▶ [STATED TASK]: Can you print the items below verbatim, from the line that contains "Segment this screenshot: for" through the line that contains "series-line-predicted bbox=[953, 74, 1291, 317]", including both of those lines?

Spatial layout data
-- Begin --

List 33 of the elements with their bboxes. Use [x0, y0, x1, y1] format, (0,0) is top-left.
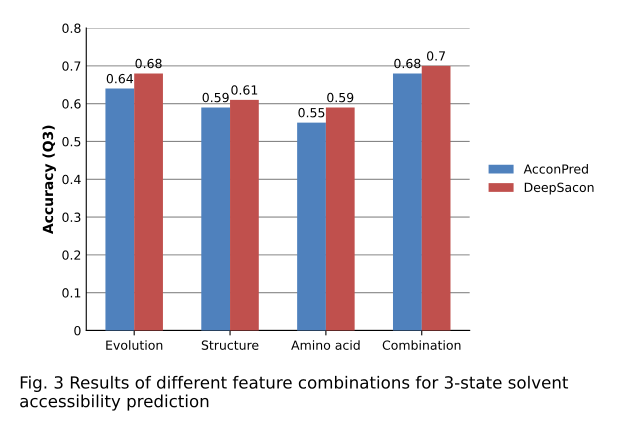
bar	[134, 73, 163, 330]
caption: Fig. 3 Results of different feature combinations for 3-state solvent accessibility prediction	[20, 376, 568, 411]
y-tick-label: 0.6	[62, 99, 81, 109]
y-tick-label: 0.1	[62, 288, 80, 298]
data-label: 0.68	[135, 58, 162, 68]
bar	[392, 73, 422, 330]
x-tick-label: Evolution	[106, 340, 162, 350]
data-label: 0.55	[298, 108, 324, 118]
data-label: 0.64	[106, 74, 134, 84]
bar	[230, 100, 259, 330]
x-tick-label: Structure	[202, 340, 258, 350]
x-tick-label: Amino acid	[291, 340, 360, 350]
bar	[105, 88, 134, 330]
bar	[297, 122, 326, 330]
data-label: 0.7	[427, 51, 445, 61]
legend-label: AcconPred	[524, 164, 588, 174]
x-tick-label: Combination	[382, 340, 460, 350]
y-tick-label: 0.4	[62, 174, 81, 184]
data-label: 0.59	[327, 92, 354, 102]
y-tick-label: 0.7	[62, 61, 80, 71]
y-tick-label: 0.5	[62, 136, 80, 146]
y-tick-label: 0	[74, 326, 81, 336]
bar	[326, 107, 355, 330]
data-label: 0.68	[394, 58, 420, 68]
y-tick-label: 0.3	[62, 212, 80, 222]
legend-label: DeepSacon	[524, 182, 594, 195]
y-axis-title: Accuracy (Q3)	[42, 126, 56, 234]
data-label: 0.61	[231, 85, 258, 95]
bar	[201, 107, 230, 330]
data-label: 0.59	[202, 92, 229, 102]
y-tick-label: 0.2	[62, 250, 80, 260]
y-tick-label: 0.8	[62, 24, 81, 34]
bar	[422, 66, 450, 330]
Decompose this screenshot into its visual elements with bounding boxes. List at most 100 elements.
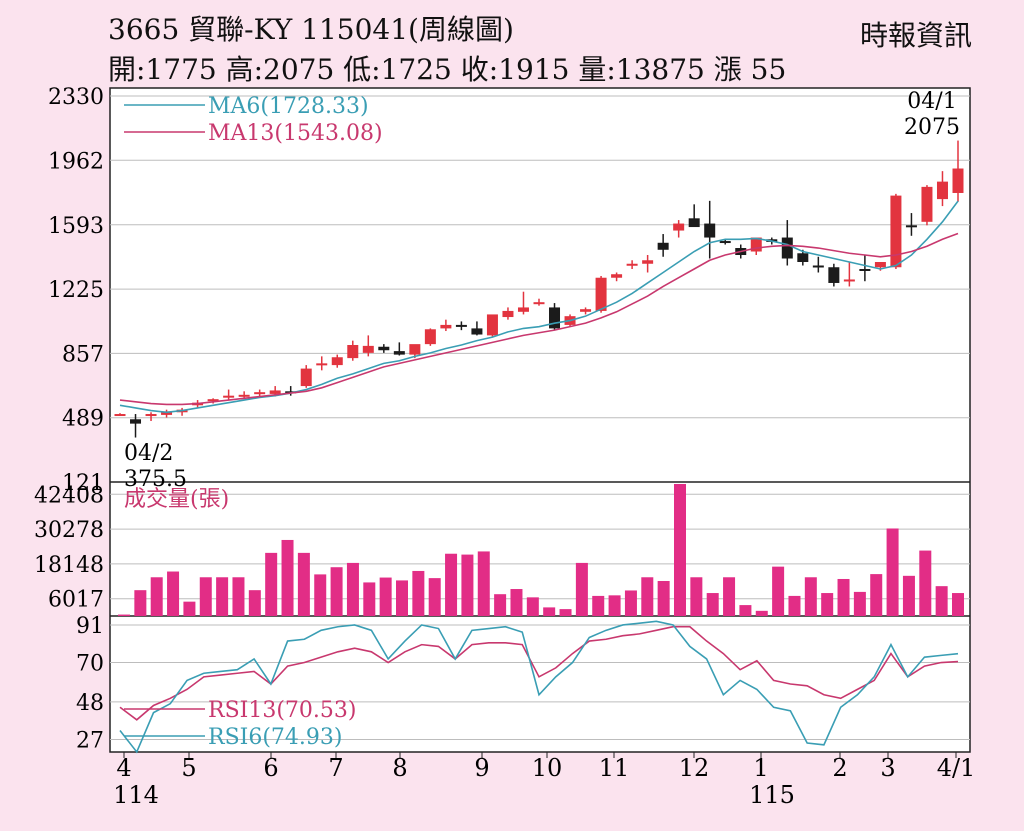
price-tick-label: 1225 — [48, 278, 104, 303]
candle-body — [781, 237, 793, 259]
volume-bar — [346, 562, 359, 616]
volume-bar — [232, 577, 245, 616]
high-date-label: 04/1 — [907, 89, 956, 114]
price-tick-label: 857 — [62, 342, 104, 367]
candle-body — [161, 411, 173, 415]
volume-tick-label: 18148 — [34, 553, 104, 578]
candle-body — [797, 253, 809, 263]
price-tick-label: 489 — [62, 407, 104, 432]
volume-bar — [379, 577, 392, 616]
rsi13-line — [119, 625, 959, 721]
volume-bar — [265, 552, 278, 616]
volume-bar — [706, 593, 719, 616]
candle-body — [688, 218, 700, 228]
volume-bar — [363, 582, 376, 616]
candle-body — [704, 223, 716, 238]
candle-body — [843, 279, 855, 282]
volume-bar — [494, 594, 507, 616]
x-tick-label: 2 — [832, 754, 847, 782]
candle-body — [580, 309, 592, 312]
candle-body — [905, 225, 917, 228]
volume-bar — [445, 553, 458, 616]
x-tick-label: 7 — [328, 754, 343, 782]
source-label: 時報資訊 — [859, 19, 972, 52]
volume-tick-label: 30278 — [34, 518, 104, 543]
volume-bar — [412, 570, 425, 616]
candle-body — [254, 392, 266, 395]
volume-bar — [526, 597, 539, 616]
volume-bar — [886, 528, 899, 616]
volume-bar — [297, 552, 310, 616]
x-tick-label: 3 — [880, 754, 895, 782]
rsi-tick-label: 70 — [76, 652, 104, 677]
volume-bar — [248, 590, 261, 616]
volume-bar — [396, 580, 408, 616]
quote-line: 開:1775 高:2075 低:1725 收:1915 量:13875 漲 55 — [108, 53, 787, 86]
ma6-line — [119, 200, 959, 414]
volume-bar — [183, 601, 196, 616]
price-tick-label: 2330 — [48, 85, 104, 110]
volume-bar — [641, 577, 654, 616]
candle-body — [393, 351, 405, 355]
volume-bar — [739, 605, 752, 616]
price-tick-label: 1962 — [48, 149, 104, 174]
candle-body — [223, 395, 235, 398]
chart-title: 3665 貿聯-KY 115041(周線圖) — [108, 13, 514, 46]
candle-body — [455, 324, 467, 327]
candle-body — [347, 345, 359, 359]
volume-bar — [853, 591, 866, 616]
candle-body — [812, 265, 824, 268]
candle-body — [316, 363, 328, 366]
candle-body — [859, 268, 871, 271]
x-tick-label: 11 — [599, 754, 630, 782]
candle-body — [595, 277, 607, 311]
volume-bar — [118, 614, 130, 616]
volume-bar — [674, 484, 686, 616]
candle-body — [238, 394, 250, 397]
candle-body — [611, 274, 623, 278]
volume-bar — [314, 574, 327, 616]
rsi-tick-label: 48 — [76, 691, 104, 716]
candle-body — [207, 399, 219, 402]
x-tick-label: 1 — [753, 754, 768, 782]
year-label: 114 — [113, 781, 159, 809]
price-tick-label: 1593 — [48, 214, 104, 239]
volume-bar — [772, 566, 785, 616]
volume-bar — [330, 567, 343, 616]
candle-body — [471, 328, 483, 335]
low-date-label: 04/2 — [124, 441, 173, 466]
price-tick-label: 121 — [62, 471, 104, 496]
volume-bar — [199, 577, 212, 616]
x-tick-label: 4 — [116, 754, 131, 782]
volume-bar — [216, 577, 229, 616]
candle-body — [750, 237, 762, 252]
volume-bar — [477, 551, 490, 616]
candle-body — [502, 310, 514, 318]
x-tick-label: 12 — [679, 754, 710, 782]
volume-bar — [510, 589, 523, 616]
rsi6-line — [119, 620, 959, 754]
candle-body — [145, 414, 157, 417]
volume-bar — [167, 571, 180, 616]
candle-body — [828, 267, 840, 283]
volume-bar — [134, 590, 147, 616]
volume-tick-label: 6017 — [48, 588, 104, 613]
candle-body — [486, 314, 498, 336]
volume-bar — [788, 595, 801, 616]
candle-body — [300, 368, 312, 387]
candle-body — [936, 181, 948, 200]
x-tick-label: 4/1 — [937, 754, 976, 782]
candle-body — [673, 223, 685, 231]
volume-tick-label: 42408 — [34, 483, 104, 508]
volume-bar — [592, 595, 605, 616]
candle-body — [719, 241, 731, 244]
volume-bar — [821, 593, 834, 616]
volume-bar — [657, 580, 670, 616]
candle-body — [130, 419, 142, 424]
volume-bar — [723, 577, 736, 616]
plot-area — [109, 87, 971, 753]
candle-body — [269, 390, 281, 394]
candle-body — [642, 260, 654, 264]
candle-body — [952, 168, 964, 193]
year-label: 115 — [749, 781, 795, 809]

-- End --
-- Begin --

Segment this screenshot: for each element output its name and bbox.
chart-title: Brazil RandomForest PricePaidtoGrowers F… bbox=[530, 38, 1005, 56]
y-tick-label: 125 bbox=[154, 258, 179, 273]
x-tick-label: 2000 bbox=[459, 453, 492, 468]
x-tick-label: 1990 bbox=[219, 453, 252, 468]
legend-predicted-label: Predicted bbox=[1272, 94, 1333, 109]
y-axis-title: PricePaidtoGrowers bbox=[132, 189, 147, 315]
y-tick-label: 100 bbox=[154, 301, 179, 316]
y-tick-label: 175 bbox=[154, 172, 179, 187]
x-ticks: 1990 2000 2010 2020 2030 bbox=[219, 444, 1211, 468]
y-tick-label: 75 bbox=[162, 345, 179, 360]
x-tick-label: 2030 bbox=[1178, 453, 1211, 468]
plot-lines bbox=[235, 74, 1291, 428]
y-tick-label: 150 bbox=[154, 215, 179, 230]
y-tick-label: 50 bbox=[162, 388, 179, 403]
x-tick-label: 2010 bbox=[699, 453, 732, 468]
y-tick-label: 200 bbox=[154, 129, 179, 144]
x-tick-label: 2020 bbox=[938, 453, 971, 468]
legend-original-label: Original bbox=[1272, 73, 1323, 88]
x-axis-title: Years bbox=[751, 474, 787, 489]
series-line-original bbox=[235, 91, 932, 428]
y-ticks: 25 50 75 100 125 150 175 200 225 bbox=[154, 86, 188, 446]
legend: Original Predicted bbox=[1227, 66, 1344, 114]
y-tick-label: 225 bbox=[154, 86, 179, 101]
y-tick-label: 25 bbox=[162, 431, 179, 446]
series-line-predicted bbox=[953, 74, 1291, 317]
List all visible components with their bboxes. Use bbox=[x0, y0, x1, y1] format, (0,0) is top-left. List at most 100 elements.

-- End --

▶ [TASK RESULT]:
Segment this screenshot: for each element output its name and bbox.
chart-title: Brazil RandomForest PricePaidtoGrowers F… bbox=[530, 38, 1005, 56]
y-tick-label: 125 bbox=[154, 258, 179, 273]
x-tick-label: 2000 bbox=[459, 453, 492, 468]
x-tick-label: 1990 bbox=[219, 453, 252, 468]
legend-predicted-label: Predicted bbox=[1272, 94, 1333, 109]
y-axis-title: PricePaidtoGrowers bbox=[132, 189, 147, 315]
y-tick-label: 100 bbox=[154, 301, 179, 316]
y-tick-label: 175 bbox=[154, 172, 179, 187]
x-ticks: 1990 2000 2010 2020 2030 bbox=[219, 444, 1211, 468]
y-tick-label: 75 bbox=[162, 345, 179, 360]
x-tick-label: 2030 bbox=[1178, 453, 1211, 468]
plot-lines bbox=[235, 74, 1291, 428]
y-tick-label: 150 bbox=[154, 215, 179, 230]
y-tick-label: 50 bbox=[162, 388, 179, 403]
x-tick-label: 2010 bbox=[699, 453, 732, 468]
y-tick-label: 200 bbox=[154, 129, 179, 144]
x-tick-label: 2020 bbox=[938, 453, 971, 468]
legend-original-label: Original bbox=[1272, 73, 1323, 88]
x-axis-title: Years bbox=[751, 474, 787, 489]
series-line-original bbox=[235, 91, 932, 428]
y-ticks: 25 50 75 100 125 150 175 200 225 bbox=[154, 86, 188, 446]
legend: Original Predicted bbox=[1227, 66, 1344, 114]
y-tick-label: 225 bbox=[154, 86, 179, 101]
y-tick-label: 25 bbox=[162, 431, 179, 446]
series-line-predicted bbox=[953, 74, 1291, 317]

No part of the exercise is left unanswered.